* [Passage given]:
——————

So the wound happened, the scar is there, the betrayal happened, the infidelity happened. Now what to do? And so we get a great model in Jesus. Jesus sort of walks in and he transcends them. One of the things that we do in the Christian faith is that we say God can make wonders out of wounds, even our wounds. God has the capacity to transform. And that is the message of the cross in the life, death and resurrection and continued ministry of Jesus Christ.

Melissa:

Welcome to For People with Bishop Rob Wright. I'm Melissa Rau and this is a conversation inspired by For Faith, a weekly devotion sent out every Friday. You can find a link to this week's For Faith and a link to subscribe in the episode's description. Hey, hey, bishop.

Bishop Wright:

Hey Melissa.

Melissa:

So this week's devotion, you called More. It's based off of John chapter 20, post-resurrection, when Jesus is coming in the door and revealing himself to his followers. Right, you said something big and bold at the very end, but I'm going to hold that. I'm just curious why this? Why now? What's hitting?

——————

* [Annotated element entries]:
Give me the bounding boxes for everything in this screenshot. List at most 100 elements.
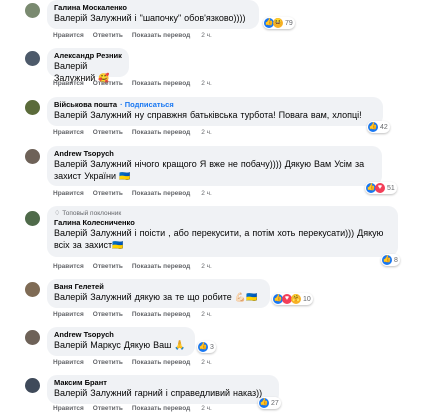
translate-button[interactable]: Показать перевод — [132, 190, 190, 197]
translate-button[interactable]: Показать перевод — [132, 263, 190, 270]
like-icon: 👍 — [368, 122, 378, 132]
reaction-count: 27 — [271, 399, 279, 407]
comment-text: Валерій Залужний гарний і справедливий н… — [54, 388, 263, 398]
comment-actions: Нравится Ответить Показать перевод 2 ч. — [53, 79, 221, 88]
like-button[interactable]: Нравится — [53, 405, 84, 412]
mention-link[interactable]: Валерій Залужний — [54, 388, 132, 398]
comment-bubble: Ваня Гелетей Валерій Залужний дякую за т… — [47, 279, 270, 308]
translate-button[interactable]: Показать перевод — [132, 311, 190, 318]
reactions-summary[interactable]: 👍 27 — [258, 397, 281, 409]
mention-link[interactable]: Валерій Залужний — [54, 228, 132, 238]
reply-button[interactable]: Ответить — [93, 311, 123, 318]
comment-author[interactable]: Максим Брант — [54, 378, 271, 388]
timestamp[interactable]: 2 ч. — [201, 129, 212, 136]
mention-link[interactable]: Валерій Залужний — [54, 159, 132, 169]
comment-text: Валерій Залужний і поісти , або перекуси… — [54, 228, 384, 250]
reaction-count: 10 — [303, 295, 311, 303]
reactions-summary[interactable]: 👍 8 — [381, 254, 400, 266]
comment-thread: Галина Москаленко Валерій Залужний і "ша… — [0, 0, 428, 412]
comment-text: Валерій Залужний дякую за те що робите 💪… — [54, 292, 258, 302]
timestamp[interactable]: 2 ч. — [201, 80, 212, 87]
avatar[interactable] — [25, 378, 40, 393]
love-icon: ♥ — [375, 183, 385, 193]
laugh-icon: 😆 — [273, 18, 283, 28]
timestamp[interactable]: 2 ч. — [201, 359, 212, 366]
comment-author[interactable]: Галина Колесниченко — [54, 218, 390, 228]
like-button[interactable]: Нравится — [53, 80, 84, 87]
reaction-count: 51 — [387, 184, 395, 192]
timestamp[interactable]: 2 ч. — [201, 263, 212, 270]
like-button[interactable]: Нравится — [53, 263, 84, 270]
translate-button[interactable]: Показать перевод — [132, 80, 190, 87]
translate-button[interactable]: Показать перевод — [132, 405, 190, 412]
comment-actions: Нравится Ответить Показать перевод 2 ч. — [53, 262, 221, 271]
reaction-count: 3 — [210, 343, 214, 351]
translate-button[interactable]: Показать перевод — [132, 32, 190, 39]
comment-bubble: Andrew Tsopych Валерій Маркус Дякую Ваш … — [47, 327, 195, 356]
mention-link[interactable]: Валерій Залужний — [54, 13, 132, 23]
avatar[interactable] — [25, 330, 40, 345]
translate-button[interactable]: Показать перевод — [132, 359, 190, 366]
comment-actions: Нравится Ответить Показать перевод 2 ч. — [53, 31, 221, 40]
avatar[interactable] — [25, 211, 40, 226]
comment-bubble: ♢ Топовый поклонник Галина Колесниченко В… — [47, 206, 398, 257]
reply-button[interactable]: Ответить — [93, 80, 123, 87]
comment-bubble: Галина Москаленко Валерій Залужний і "ша… — [47, 0, 259, 29]
top-fan-badge: ♢ Топовый поклонник — [54, 210, 122, 217]
subscribe-button[interactable]: · Подписаться — [120, 100, 174, 109]
comment-bubble: Александр Резник Валерій Залужний 🥰 — [47, 48, 129, 83]
reactions-summary[interactable]: 👍 ♥ 🤗 10 — [272, 293, 313, 305]
comment-actions: Нравится Ответить Показать перевод 2 ч. — [53, 358, 221, 367]
comment-bubble: Військова пошта · Подписаться Валерій Зал… — [47, 97, 383, 126]
reply-button[interactable]: Ответить — [93, 405, 123, 412]
comment-bubble: Максим Брант Валерій Залужний гарний і с… — [47, 375, 279, 404]
mention-link[interactable]: Валерій Маркус — [54, 340, 121, 350]
reactions-summary[interactable]: 👍 42 — [367, 121, 390, 133]
like-button[interactable]: Нравится — [53, 190, 84, 197]
comment-text: Валерій Залужний ну справжня батьківська… — [54, 110, 362, 120]
like-button[interactable]: Нравится — [53, 311, 84, 318]
comment-author[interactable]: Александр Резник — [54, 51, 122, 61]
mention-link[interactable]: Валерій Залужний — [54, 110, 132, 120]
comment-bubble: Andrew Tsopych Валерій Залужний нічого к… — [47, 146, 382, 186]
comment-author[interactable]: Andrew Tsopych — [54, 330, 187, 340]
reply-button[interactable]: Ответить — [93, 32, 123, 39]
comment-author[interactable]: Військова пошта · Подписаться — [54, 100, 375, 110]
avatar[interactable] — [25, 3, 40, 18]
comment-author[interactable]: Ваня Гелетей — [54, 282, 262, 292]
reactions-summary[interactable]: 👍 ♥ 51 — [365, 182, 397, 194]
like-button[interactable]: Нравится — [53, 359, 84, 366]
like-button[interactable]: Нравится — [53, 32, 84, 39]
avatar[interactable] — [25, 51, 40, 66]
like-icon: 👍 — [382, 255, 392, 265]
comment-actions: Нравится Ответить Показать перевод 2 ч. — [53, 310, 221, 319]
care-icon: 🤗 — [291, 294, 301, 304]
reactions-summary[interactable]: 👍 3 — [197, 341, 216, 353]
reactions-summary[interactable]: 👍 😆 79 — [263, 17, 295, 29]
mention-link[interactable]: Валерій Залужний — [54, 292, 132, 302]
comment-author[interactable]: Галина Москаленко — [54, 3, 251, 13]
timestamp[interactable]: 2 ч. — [201, 190, 212, 197]
avatar[interactable] — [25, 100, 40, 115]
avatar[interactable] — [25, 282, 40, 297]
reaction-count: 42 — [380, 123, 388, 131]
translate-button[interactable]: Показать перевод — [132, 129, 190, 136]
reaction-count: 79 — [285, 19, 293, 27]
like-icon: 👍 — [259, 398, 269, 408]
comment-text: Валерій Залужний і "шапочку" обов'язково… — [54, 13, 246, 23]
reply-button[interactable]: Ответить — [93, 263, 123, 270]
like-icon: 👍 — [198, 342, 208, 352]
comment-author[interactable]: Andrew Tsopych — [54, 149, 374, 159]
timestamp[interactable]: 2 ч. — [201, 405, 212, 412]
comment-text: Валерій Маркус Дякую Ваш 🙏 — [54, 340, 186, 350]
timestamp[interactable]: 2 ч. — [201, 32, 212, 39]
comment-actions: Нравится Ответить Показать перевод 2 ч. — [53, 189, 221, 198]
avatar[interactable] — [25, 149, 40, 164]
reply-button[interactable]: Ответить — [93, 129, 123, 136]
reply-button[interactable]: Ответить — [93, 359, 123, 366]
comment-text: Валерій Залужний нічого кращого Я вже не… — [54, 159, 365, 181]
reply-button[interactable]: Ответить — [93, 190, 123, 197]
diamond-icon: ♢ — [54, 210, 61, 217]
timestamp[interactable]: 2 ч. — [201, 311, 212, 318]
like-button[interactable]: Нравится — [53, 129, 84, 136]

——————

* [Written instruction 1]: Can you rewrite the podcast transcript from "Hey Melissa." up to and including "now? What's hitting?", renaming "devotion" to "reflection"?
* [Written instruction 2]: How would the podcast conversation go on from its final line? Write the next part of it.
The records have nothing to do with this.

* [Written answer 1]:
Hey Melissa.

Melissa:

So this week's reflection, you called More. It's based off of John chapter 20, post-resurrection, when Jesus is coming in the door and revealing himself to his followers. Right, you said something big and bold at the very end, but I'm going to hold that. I'm just curious why this? Why now? What's hitting?

* [Written answer 2]:
Bishop Wright:

Well, what hits me is is that, uh, you know, if you had been betrayed, uh, by your friends at your, at your sort of uh, at the hour you needed the most and they never really quite got it, you know, while you were sort of doing the ministry, and, uh, you know, and here you are, god has raised you from the dead. Would that be the first group of people that you went to? I mean, you know, there is, you know, there is an equation that says that I don't go to those people, I go absolutely away from those people, right, and yet here's Jesus, and to say nothing, you know, to say nothing of the fact that they're locked in a locked room, doors shut tight for fear, and they're disoriented and they don't know what to do and where to go. And Jesus goes to them first. I mean, part of his resurrection, first 24, 36 hours, is to go and be again with the community that missed the mark, that fell short, and Jesus goes there. And Jesus has to exert great effort, he has to get through locked doors and say how, but he gets through locked doors somehow to be again with them. And that's just so really striking to me.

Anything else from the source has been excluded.